### Required task
Set down every record once more, exactly as given.

╔══

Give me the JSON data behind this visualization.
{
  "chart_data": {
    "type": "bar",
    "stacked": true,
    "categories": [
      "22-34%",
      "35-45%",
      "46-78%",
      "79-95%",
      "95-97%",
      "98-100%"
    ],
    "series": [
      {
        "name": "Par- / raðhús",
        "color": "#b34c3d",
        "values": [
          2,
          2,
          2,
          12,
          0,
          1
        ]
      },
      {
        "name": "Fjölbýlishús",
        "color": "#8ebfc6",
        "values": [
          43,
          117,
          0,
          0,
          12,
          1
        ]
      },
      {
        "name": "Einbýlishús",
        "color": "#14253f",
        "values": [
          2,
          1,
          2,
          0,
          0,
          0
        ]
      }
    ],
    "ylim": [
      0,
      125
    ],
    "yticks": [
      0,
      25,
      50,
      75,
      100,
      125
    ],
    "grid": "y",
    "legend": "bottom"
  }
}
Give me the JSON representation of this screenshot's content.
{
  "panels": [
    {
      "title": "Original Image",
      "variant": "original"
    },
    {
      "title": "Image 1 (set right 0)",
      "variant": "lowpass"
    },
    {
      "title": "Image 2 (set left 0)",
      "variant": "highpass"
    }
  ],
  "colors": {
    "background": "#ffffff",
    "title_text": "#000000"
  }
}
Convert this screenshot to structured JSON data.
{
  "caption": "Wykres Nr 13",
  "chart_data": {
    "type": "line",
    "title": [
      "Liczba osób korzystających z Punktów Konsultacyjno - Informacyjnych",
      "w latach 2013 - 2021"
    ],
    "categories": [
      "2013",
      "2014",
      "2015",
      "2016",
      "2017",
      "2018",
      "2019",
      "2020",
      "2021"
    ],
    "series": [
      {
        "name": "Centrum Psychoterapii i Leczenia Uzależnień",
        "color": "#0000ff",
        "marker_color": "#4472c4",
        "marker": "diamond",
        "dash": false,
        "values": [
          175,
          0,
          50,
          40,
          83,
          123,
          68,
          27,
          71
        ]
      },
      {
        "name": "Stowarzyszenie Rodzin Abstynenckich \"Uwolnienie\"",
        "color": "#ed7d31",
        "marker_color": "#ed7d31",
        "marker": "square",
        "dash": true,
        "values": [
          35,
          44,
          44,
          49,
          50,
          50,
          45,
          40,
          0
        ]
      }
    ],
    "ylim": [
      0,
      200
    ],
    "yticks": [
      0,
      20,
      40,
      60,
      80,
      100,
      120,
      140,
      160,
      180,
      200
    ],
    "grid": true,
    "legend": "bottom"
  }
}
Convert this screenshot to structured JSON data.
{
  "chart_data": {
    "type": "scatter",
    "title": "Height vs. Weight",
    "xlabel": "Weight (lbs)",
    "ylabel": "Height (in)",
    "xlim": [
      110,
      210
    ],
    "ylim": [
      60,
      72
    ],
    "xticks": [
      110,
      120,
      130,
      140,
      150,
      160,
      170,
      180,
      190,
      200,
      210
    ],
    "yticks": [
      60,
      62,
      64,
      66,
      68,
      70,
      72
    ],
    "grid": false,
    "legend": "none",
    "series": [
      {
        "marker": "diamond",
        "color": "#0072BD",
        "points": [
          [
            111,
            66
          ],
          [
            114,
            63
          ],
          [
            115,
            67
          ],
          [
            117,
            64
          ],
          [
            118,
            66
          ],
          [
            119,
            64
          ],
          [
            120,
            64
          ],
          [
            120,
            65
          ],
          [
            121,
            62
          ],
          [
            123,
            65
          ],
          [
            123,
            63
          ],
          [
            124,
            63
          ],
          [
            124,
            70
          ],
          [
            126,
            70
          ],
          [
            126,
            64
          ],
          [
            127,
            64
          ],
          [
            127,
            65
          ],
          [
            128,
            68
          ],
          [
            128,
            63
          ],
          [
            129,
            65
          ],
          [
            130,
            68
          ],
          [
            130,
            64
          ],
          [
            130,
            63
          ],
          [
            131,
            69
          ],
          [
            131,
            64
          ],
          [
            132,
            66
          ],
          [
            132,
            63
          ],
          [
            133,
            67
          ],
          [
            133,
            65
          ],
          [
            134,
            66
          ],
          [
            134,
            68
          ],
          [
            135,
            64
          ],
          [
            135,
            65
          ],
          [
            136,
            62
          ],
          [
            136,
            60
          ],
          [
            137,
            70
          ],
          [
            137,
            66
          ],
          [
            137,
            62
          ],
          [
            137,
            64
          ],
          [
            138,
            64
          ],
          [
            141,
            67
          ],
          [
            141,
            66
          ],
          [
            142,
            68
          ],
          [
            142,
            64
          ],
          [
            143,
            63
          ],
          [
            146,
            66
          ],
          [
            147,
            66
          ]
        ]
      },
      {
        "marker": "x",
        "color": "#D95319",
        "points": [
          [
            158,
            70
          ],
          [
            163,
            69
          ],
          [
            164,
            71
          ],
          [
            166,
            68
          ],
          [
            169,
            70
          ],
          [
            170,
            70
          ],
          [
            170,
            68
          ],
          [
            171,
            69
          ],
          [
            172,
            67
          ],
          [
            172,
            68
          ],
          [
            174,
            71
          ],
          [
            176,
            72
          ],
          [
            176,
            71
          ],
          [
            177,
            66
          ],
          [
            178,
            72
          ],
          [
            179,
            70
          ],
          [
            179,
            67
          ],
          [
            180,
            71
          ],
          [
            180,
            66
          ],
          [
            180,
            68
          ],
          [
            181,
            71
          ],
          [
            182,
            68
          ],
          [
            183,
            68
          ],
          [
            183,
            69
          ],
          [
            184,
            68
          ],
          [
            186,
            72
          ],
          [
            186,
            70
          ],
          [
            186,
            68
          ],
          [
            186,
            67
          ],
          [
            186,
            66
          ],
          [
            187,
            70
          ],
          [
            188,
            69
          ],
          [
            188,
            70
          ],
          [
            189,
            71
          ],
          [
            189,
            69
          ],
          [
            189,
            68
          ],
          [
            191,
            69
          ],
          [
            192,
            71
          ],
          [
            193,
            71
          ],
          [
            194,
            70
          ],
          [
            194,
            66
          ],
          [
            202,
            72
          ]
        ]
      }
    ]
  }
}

╚══

### Exercise response
Give me the JSON data behind this visualization.
{
  "chart_data": {
    "type": "bar",
    "stacked": true,
    "categories": [
      "22-34%",
      "35-45%",
      "46-78%",
      "79-95%",
      "95-97%",
      "98-100%"
    ],
    "series": [
      {
        "name": "Par- / raðhús",
        "color": "#b34c3d",
        "values": [
          2,
          2,
          2,
          12,
          0,
          1
        ]
      },
      {
        "name": "Fjölbýlishús",
        "color": "#8ebfc6",
        "values": [
          43,
          117,
          0,
          0,
          12,
          1
        ]
      },
      {
        "name": "Einbýlishús",
        "color": "#14253f",
        "values": [
          2,
          1,
          2,
          0,
          0,
          0
        ]
      }
    ],
    "ylim": [
      0,
      125
    ],
    "yticks": [
      0,
      25,
      50,
      75,
      100,
      125
    ],
    "grid": "y",
    "legend": "bottom"
  }
}
Give me the JSON representation of this screenshot's content.
{
  "panels": [
    {
      "title": "Original Image",
      "variant": "original"
    },
    {
      "title": "Image 1 (set right 0)",
      "variant": "lowpass"
    },
    {
      "title": "Image 2 (set left 0)",
      "variant": "highpass"
    }
  ],
  "colors": {
    "background": "#ffffff",
    "title_text": "#000000"
  }
}
Convert this screenshot to structured JSON data.
{
  "caption": "Wykres Nr 13",
  "chart_data": {
    "type": "line",
    "title": [
      "Liczba osób korzystających z Punktów Konsultacyjno - Informacyjnych",
      "w latach 2013 - 2021"
    ],
    "categories": [
      "2013",
      "2014",
      "2015",
      "2016",
      "2017",
      "2018",
      "2019",
      "2020",
      "2021"
    ],
    "series": [
      {
        "name": "Centrum Psychoterapii i Leczenia Uzależnień",
        "color": "#0000ff",
        "marker_color": "#4472c4",
        "marker": "diamond",
        "dash": false,
        "values": [
          175,
          0,
          50,
          40,
          83,
          123,
          68,
          27,
          71
        ]
      },
      {
        "name": "Stowarzyszenie Rodzin Abstynenckich \"Uwolnienie\"",
        "color": "#ed7d31",
        "marker_color": "#ed7d31",
        "marker": "square",
        "dash": true,
        "values": [
          35,
          44,
          44,
          49,
          50,
          50,
          45,
          40,
          0
        ]
      }
    ],
    "ylim": [
      0,
      200
    ],
    "yticks": [
      0,
      20,
      40,
      60,
      80,
      100,
      120,
      140,
      160,
      180,
      200
    ],
    "grid": true,
    "legend": "bottom"
  }
}
Convert this screenshot to structured JSON data.
{
  "chart_data": {
    "type": "scatter",
    "title": "Height vs. Weight",
    "xlabel": "Weight (lbs)",
    "ylabel": "Height (in)",
    "xlim": [
      110,
      210
    ],
    "ylim": [
      60,
      72
    ],
    "xticks": [
      110,
      120,
      130,
      140,
      150,
      160,
      170,
      180,
      190,
      200,
      210
    ],
    "yticks": [
      60,
      62,
      64,
      66,
      68,
      70,
      72
    ],
    "grid": false,
    "legend": "none",
    "series": [
      {
        "marker": "diamond",
        "color": "#0072BD",
        "points": [
          [
            111,
            66
          ],
          [
            114,
            63
          ],
          [
            115,
            67
          ],
          [
            117,
            64
          ],
          [
            118,
            66
          ],
          [
            119,
            64
          ],
          [
            120,
            64
          ],
          [
            120,
            65
          ],
          [
            121,
            62
          ],
          [
            123,
            65
          ],
          [
            123,
            63
          ],
          [
            124,
            63
          ],
          [
            124,
            70
          ],
          [
            126,
            70
          ],
          [
            126,
            64
          ],
          [
            127,
            64
          ],
          [
            127,
            65
          ],
          [
            128,
            68
          ],
          [
            128,
            63
          ],
          [
            129,
            65
          ],
          [
            130,
            68
          ],
          [
            130,
            64
          ],
          [
            130,
            63
          ],
          [
            131,
            69
          ],
          [
            131,
            64
          ],
          [
            132,
            66
          ],
          [
            132,
            63
          ],
          [
            133,
            67
          ],
          [
            133,
            65
          ],
          [
            134,
            66
          ],
          [
            134,
            68
          ],
          [
            135,
            64
          ],
          [
            135,
            65
          ],
          [
            136,
            62
          ],
          [
            136,
            60
          ],
          [
            137,
            70
          ],
          [
            137,
            66
          ],
          [
            137,
            62
          ],
          [
            137,
            64
          ],
          [
            138,
            64
          ],
          [
            141,
            67
          ],
          [
            141,
            66
          ],
          [
            142,
            68
          ],
          [
            142,
            64
          ],
          [
            143,
            63
          ],
          [
            146,
            66
          ],
          [
            147,
            66
          ]
        ]
      },
      {
        "marker": "x",
        "color": "#D95319",
        "points": [
          [
            158,
            70
          ],
          [
            163,
            69
          ],
          [
            164,
            71
          ],
          [
            166,
            68
          ],
          [
            169,
            70
          ],
          [
            170,
            70
          ],
          [
            170,
            68
          ],
          [
            171,
            69
          ],
          [
            172,
            67
          ],
          [
            172,
            68
          ],
          [
            174,
            71
          ],
          [
            176,
            72
          ],
          [
            176,
            71
          ],
          [
            177,
            66
          ],
          [
            178,
            72
          ],
          [
            179,
            70
          ],
          [
            179,
            67
          ],
          [
            180,
            71
          ],
          [
            180,
            66
          ],
          [
            180,
            68
          ],
          [
            181,
            71
          ],
          [
            182,
            68
          ],
          [
            183,
            68
          ],
          [
            183,
            69
          ],
          [
            184,
            68
          ],
          [
            186,
            72
          ],
          [
            186,
            70
          ],
          [
            186,
            68
          ],
          [
            186,
            67
          ],
          [
            186,
            66
          ],
          [
            187,
            70
          ],
          [
            188,
            69
          ],
          [
            188,
            70
          ],
          [
            189,
            71
          ],
          [
            189,
            69
          ],
          [
            189,
            68
          ],
          [
            191,
            69
          ],
          [
            192,
            71
          ],
          [
            193,
            71
          ],
          [
            194,
            70
          ],
          [
            194,
            66
          ],
          [
            202,
            72
          ]
        ]
      }
    ]
  }
}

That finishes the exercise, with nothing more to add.